• **To be done**
1. In the excerpt about the Discoverer AT3 XLT tire, what rating does the tire carry despite its all-season badge?
2. In the Discoverer AT3 XLT tire excerpt, copy the part that opens with "On the off-road" and closes with "damage the tire.", renaming "Cooper" to "the manufacturer" throughout.
3. What comes next in the Discoverer AT3 XLT tire excerpt? Write the text that follows its final sentence.

• **Excerpted passage**

For road performance, Cooper designed the Discoverer AT3 XLT with its Even Wear Arc Technology. The goal of this is to ensure that the contact patch with the road remains as consistent as possible, providing even wear across the tire’s lifespan. In addition to that, this technology can ensure that the tire has decent handling.

Despite the all-season badge, the Discoverer AT3 XLT has a 3PMSF rating, meaning that snow performance shouldn’t disappoint. To back the rating up, Cooper designed it with the Snow Groove Technology, which works to improve through the rubber compound and tread design. The softer rubber combined with the zig-zag sipes and biting edges of the blocks should ensure that the traction on snow is better than tires with an M+S rating.

On the off-road side of things, the XLT has a feature that its cousins from the Discoverer AT3 lineup don’t have. The main difference is in the shoulder design, and thanks to the Rugged Traction ones, this tire should result in better performance, especially in mud.

For the Discoverer AT3 XLT, Cooper used a Durable-Tread Technology featuring a silica compound that can resist shredding. The end result should be a tire that won’t get destroyed after a quick drive in the wilderness. Plus, the stone ejection technology is there to ensure that rocks don’t get stuck in the grooves and damage the tire.

• **Listed records**
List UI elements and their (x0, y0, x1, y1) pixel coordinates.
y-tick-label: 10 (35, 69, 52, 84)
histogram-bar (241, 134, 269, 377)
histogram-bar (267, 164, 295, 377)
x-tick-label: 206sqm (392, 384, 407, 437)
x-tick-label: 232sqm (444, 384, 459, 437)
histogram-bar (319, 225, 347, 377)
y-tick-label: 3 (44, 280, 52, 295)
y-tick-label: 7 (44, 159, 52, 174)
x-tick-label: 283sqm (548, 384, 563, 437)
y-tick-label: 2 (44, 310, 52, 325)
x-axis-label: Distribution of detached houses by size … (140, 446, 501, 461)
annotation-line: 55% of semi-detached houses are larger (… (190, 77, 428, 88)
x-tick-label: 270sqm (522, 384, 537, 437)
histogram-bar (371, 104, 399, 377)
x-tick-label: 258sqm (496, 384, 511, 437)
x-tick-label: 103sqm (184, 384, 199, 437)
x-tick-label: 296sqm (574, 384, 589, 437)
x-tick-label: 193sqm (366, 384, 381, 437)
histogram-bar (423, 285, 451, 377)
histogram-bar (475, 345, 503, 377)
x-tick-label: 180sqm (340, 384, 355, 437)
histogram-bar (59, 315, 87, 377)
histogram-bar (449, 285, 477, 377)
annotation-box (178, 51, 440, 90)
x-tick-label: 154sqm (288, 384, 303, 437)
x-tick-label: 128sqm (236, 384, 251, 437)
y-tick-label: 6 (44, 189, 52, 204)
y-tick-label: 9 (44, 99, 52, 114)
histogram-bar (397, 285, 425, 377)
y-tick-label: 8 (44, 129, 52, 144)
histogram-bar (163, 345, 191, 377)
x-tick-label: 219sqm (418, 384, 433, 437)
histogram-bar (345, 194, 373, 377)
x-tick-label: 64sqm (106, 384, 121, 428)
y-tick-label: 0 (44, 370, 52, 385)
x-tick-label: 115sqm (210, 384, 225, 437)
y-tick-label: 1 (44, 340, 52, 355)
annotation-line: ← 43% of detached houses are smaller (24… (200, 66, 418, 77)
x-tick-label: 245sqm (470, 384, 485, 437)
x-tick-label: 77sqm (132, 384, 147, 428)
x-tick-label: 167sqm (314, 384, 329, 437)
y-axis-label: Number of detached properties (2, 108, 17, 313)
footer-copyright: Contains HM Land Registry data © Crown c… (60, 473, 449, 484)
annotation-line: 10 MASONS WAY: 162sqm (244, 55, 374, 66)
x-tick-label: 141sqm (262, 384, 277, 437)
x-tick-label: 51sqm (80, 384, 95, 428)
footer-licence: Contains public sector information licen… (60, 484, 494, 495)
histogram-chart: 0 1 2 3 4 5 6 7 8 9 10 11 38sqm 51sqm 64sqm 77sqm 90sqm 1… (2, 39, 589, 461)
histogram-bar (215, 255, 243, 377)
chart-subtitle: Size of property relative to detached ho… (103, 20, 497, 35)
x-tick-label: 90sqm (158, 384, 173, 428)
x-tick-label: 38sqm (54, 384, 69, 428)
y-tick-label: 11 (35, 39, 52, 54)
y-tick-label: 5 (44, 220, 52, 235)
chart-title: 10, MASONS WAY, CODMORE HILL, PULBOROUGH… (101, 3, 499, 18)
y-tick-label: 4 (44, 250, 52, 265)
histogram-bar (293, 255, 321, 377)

• **Expected outputs**
1. A 3PMSF rating.

2.
On the off-road side of things, the XLT has a feature that its cousins from the Discoverer AT3 lineup don’t have. The main difference is in the shoulder design, and thanks to the Rugged Traction ones, this tire should result in better performance, especially in mud.

For the Discoverer AT3 XLT, the manufacturer used a Durable-Tread Technology featuring a silica compound that can resist shredding. The end result should be a tire that won’t get destroyed after a quick drive in the wilderness. Plus, the stone ejection technology is there to ensure that rocks don’t get stuck in the grooves and damage the tire.

3.
Toyo Open Country A/T III

Toyo’s latest addition to the Open Country all-terrain lineup, the A/T III, promises to deliver some improvements over its predecessors, meaning that it should put it close to its competitors.

The rubber compound gets an upgrade, meaning we should see improvements in several areas. Cooper’s upgrade of the compound ensures that the tire provides confident performance on damp roads. It also delivers benefits in the off-road section by making it cut and chip-resistant, meaning that longevity shouldn’t be an issue.

Next up is the tread pattern, which like the compound, is designed to deliver multiple advantages. The void area is designed to be evenly distributed to wear down the tire more evenly. Another area it helps is with the handling by stiffening up the tread blocks.

As part of the void, Toyo increased the grooves of the Open Country A/T III, meaning that you should notice benefits on and off-road. On the road, the grooves should help evacuate more water making the tire more stable. In off-road or snow situations, the goal is for the tire to have better traction, backed by the staggered shoulder logs.

Speaking of snow and rain, Toyo implemented 3D multi-wave sipes in the blocks, designed to improve traction, especially on wet roads or hardpacked snow. Thanks to all of this, the Toyo Open Country A/T III gets a 3PMSF rating, so the snow performance should be very good.

To ensure that stones don’t get stuck and damage the tread, the Open Country A/T III features stone ejecting blocks.

Performance comparison

Even though the tires are designed with different technologies, some of the features are similar, meaning balanced performance on and off-road. Despite that, The Discoverer AT3 XLT and Open Country A/T III don’t perform identically in all weather conditions.

How do they perform in dry conditions?

When it comes to dry performance, tires like the Discoverer AT3 XLT and the Open Country A/T III are very good performers, considering that they are all-terrain tires.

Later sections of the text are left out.